:: Written request ::
Return a copy of every line in the records that includes the word "either".
◆ ◆ ◆
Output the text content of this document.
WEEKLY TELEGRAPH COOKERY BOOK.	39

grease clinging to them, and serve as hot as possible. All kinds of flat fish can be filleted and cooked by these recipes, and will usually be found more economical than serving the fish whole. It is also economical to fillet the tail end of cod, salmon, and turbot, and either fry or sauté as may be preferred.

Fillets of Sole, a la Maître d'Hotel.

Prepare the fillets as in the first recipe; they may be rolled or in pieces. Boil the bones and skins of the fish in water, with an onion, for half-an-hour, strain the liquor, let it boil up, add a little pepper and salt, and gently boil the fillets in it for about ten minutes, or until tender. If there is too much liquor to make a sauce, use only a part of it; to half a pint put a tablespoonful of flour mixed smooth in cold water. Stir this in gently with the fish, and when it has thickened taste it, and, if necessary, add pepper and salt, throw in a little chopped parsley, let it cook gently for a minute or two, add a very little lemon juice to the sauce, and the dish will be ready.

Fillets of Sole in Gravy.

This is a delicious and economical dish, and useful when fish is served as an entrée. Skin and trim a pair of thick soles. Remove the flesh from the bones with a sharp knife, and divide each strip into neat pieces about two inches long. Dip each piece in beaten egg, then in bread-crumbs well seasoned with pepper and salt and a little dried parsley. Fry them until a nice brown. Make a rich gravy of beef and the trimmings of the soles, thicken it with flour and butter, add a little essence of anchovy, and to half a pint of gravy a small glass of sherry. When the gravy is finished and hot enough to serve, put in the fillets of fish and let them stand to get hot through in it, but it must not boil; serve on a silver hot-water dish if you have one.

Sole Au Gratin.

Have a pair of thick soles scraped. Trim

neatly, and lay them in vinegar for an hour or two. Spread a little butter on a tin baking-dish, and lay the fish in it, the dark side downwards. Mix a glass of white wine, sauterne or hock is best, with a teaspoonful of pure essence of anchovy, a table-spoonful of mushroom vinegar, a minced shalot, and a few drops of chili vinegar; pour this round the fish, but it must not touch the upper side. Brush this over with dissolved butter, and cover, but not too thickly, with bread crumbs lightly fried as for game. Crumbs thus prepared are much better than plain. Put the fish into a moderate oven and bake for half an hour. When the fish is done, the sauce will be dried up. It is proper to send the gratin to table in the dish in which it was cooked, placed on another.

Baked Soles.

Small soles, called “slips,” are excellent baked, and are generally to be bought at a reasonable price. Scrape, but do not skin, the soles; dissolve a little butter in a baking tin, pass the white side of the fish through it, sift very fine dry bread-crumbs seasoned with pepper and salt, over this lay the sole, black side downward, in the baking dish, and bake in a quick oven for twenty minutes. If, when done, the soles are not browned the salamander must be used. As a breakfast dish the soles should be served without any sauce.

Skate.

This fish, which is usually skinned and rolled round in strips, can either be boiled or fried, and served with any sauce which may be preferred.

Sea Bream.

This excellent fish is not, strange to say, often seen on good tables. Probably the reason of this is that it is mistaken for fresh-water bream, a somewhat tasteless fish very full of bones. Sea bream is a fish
◆ ◆ ◆
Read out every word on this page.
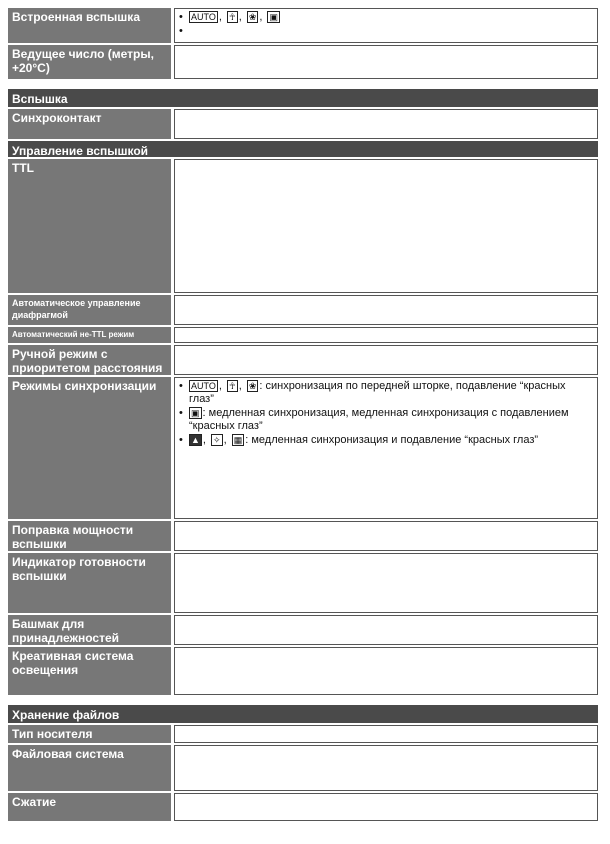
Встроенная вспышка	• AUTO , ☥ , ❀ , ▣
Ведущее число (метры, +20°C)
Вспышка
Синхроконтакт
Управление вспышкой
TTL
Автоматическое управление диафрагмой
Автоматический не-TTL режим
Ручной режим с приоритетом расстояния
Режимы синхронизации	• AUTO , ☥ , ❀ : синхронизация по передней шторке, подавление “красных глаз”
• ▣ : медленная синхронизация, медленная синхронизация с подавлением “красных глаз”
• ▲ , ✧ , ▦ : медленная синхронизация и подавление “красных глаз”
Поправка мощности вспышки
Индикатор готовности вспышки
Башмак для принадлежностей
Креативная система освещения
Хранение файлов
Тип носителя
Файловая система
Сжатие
◆ ◆ ◆
:: Written answer ::
grease clinging to them, and serve as hot as possible. All kinds of flat fish can be filleted and cooked by these recipes, and will usually be found more economical than serving the fish whole. It is also economical to fillet the tail end of cod, salmon, and turbot, and either fry or sauté as may be preferred.
This fish, which is usually skinned and rolled round in strips, can either be boiled or fried, and served with any sauce which may be preferred.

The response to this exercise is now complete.